▶ [Written exercise]: Give the number of lines holding the string "branching" and nothing more.

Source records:
▬▬▬▬▬▬▬▬▬▬

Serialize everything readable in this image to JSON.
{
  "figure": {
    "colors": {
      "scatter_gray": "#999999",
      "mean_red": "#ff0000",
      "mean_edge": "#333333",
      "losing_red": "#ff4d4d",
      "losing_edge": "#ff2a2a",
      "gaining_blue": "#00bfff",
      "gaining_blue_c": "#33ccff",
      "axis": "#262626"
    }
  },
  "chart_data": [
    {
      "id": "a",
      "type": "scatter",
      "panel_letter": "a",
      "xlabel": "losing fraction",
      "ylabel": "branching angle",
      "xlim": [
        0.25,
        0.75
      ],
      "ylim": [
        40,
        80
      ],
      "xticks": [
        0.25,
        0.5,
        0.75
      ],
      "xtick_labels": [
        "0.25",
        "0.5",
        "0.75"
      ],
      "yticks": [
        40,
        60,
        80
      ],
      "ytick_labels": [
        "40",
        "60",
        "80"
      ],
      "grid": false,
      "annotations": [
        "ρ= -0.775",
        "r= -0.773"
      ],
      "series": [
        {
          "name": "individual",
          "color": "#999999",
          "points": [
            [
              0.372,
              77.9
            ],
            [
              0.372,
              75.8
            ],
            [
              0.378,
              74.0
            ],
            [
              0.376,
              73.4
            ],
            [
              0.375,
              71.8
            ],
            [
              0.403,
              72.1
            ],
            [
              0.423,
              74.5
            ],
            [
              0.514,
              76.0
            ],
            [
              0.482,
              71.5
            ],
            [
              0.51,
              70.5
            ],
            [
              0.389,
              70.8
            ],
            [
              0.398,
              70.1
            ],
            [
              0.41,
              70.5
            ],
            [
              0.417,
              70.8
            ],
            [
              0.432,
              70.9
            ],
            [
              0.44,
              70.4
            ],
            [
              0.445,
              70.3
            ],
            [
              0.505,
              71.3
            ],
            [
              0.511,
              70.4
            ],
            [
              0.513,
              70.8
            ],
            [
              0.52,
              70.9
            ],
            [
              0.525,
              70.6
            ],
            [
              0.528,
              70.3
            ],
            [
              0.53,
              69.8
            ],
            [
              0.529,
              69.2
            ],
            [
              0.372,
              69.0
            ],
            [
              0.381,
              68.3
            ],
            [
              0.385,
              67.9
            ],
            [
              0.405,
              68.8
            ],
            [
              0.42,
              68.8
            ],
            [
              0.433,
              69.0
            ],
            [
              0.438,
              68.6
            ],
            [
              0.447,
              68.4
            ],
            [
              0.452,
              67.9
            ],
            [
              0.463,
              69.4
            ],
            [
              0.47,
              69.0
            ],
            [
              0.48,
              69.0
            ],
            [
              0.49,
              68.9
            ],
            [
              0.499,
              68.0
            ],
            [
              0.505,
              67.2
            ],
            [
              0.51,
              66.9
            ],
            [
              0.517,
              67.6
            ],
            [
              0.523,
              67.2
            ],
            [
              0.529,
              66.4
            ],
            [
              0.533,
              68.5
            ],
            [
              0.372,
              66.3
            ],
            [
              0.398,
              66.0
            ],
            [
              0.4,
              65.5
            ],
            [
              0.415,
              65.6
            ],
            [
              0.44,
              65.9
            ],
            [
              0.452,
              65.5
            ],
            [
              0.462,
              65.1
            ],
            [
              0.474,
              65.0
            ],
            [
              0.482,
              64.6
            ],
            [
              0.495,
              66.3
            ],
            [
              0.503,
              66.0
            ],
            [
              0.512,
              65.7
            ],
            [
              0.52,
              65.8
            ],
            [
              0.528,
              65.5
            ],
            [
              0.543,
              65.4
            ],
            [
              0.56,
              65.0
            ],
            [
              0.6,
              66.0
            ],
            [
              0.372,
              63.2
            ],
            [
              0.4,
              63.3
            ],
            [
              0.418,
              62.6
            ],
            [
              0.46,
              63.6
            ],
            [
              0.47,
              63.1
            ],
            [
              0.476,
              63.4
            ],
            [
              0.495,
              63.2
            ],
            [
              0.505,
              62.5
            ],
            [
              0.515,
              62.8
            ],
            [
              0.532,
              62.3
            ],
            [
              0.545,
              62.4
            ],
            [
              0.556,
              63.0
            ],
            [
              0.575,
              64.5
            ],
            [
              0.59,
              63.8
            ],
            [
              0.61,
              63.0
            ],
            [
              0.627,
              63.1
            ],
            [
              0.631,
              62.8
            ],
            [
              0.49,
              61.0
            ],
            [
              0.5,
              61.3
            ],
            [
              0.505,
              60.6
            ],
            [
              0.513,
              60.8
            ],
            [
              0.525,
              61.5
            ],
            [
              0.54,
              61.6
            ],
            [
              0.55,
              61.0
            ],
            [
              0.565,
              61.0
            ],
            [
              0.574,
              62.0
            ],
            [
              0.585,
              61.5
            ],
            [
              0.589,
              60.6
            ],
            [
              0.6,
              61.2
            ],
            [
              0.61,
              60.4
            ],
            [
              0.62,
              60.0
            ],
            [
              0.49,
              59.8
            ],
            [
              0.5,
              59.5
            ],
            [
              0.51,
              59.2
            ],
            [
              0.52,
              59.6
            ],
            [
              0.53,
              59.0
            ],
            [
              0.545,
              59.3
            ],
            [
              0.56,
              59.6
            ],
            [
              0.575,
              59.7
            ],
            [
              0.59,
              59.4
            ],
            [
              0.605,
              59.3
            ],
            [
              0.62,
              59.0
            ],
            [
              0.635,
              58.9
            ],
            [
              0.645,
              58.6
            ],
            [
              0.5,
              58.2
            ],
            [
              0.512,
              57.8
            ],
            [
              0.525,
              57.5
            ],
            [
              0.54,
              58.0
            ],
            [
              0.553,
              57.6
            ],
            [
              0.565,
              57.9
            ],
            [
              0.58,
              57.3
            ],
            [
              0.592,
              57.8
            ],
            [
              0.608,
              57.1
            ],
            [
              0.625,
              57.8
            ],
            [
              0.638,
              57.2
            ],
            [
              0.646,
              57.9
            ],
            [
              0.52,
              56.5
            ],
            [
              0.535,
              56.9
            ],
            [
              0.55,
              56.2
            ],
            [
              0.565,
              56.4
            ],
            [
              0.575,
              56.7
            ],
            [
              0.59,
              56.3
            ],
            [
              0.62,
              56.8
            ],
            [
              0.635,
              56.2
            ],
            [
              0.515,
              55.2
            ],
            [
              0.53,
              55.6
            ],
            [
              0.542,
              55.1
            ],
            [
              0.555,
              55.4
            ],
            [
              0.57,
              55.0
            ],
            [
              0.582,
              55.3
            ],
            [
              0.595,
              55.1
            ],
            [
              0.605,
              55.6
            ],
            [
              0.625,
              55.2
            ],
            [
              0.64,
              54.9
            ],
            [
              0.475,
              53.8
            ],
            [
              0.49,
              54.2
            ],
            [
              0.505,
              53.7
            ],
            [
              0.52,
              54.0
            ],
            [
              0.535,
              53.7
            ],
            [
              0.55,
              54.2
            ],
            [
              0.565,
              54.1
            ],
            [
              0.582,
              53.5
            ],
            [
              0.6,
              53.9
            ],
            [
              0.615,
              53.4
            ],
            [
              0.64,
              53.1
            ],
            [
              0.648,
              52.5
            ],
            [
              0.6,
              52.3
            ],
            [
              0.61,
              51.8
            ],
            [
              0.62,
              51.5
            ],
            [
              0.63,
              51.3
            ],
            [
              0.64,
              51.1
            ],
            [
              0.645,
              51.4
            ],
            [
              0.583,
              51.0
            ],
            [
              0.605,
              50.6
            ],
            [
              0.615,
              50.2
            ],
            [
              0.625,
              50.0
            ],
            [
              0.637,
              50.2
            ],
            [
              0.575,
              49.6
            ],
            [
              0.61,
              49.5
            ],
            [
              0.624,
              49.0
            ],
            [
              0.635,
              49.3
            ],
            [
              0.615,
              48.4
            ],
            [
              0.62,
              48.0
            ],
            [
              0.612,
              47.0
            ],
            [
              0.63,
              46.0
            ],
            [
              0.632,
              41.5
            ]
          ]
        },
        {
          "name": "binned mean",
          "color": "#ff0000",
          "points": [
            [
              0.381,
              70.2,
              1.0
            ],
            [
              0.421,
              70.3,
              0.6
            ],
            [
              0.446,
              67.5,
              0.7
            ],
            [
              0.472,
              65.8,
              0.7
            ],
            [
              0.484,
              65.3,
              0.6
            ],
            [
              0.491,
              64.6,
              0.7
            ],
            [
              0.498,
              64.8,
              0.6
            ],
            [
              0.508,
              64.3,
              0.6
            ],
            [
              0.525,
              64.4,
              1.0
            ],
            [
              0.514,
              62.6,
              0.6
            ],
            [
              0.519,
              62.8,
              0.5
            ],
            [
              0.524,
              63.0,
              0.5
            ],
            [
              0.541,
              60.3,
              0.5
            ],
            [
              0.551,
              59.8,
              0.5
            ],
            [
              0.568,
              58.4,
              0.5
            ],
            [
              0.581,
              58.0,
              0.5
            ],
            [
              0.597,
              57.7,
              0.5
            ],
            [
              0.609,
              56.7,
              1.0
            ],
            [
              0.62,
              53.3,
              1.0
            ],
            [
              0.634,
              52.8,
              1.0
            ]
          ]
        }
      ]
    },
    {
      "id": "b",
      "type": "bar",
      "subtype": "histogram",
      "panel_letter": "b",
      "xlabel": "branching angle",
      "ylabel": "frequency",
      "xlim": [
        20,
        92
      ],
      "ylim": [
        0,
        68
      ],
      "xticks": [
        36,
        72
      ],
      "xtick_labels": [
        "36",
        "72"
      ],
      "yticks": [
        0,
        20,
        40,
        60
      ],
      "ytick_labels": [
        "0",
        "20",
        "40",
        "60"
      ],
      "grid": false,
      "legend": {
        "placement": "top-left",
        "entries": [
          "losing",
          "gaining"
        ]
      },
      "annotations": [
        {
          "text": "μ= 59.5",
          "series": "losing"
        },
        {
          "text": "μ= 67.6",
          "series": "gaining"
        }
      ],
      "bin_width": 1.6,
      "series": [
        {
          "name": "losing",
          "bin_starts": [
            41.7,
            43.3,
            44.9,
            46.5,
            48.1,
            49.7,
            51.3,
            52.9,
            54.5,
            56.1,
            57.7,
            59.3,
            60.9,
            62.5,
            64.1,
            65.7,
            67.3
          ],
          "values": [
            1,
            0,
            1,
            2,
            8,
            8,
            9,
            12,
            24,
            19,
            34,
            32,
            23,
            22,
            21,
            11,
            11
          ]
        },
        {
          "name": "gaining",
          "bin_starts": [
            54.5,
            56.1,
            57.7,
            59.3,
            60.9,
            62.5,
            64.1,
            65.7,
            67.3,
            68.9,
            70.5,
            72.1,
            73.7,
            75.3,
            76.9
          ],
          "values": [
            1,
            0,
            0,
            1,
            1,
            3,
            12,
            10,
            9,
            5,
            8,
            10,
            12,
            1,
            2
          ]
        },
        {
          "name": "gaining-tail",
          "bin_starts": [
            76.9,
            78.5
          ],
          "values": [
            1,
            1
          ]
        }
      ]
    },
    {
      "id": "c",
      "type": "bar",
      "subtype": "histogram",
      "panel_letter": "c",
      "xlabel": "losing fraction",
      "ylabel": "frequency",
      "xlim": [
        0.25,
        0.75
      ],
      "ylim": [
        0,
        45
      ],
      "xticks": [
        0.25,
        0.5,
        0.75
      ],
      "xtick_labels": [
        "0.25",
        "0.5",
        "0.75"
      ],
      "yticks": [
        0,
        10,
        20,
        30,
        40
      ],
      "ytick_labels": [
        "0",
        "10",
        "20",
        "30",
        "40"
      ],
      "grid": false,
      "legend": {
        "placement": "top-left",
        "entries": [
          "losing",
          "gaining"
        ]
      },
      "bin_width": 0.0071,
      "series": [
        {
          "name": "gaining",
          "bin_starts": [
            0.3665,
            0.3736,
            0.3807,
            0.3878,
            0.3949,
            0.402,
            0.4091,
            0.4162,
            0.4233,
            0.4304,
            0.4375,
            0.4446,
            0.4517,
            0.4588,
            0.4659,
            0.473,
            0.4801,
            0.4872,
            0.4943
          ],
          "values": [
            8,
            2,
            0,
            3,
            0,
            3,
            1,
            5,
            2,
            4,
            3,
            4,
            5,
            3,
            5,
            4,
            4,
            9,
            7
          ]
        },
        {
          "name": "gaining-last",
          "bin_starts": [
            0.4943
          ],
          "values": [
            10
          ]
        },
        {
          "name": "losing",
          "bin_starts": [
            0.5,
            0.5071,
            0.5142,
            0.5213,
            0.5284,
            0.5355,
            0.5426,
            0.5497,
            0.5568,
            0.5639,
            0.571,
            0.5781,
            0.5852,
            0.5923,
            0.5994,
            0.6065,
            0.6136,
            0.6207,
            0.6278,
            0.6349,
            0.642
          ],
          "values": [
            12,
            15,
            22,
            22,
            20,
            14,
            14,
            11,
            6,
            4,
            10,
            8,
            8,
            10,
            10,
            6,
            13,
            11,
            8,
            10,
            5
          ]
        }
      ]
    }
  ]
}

▬▬▬▬▬▬▬▬▬▬

▶ [Full solution]: 2